Your instructions:
Scan the entries below. List each line with "left".

** start Raw records **

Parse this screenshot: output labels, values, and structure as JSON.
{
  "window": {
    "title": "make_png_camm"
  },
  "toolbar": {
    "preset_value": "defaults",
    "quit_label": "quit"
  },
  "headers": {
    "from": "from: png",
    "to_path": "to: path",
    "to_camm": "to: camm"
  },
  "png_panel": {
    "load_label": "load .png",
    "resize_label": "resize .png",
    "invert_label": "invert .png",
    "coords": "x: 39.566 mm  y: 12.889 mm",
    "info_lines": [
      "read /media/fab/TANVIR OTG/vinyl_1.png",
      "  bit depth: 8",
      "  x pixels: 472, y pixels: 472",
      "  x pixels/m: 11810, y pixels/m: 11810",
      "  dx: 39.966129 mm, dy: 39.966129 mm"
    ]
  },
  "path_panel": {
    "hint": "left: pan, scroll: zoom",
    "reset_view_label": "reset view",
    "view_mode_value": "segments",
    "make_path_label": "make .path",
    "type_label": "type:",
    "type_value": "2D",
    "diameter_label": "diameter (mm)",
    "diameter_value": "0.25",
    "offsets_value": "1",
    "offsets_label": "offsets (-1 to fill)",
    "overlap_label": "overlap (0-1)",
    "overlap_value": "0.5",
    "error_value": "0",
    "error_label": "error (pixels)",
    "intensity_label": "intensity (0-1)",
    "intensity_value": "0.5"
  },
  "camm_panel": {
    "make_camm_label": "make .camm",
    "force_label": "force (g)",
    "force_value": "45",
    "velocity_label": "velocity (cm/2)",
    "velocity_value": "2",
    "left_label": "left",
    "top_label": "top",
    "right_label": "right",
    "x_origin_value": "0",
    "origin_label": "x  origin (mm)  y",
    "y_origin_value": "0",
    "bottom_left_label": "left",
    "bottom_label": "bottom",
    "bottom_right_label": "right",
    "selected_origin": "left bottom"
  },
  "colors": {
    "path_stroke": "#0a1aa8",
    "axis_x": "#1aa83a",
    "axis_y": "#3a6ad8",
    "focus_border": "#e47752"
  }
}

** end Raw records **

Answer in full:
    "hint": "left: pan, scroll: zoom",
    "left_label": "left",
    "bottom_left_label": "left",
    "selected_origin": "left bottom"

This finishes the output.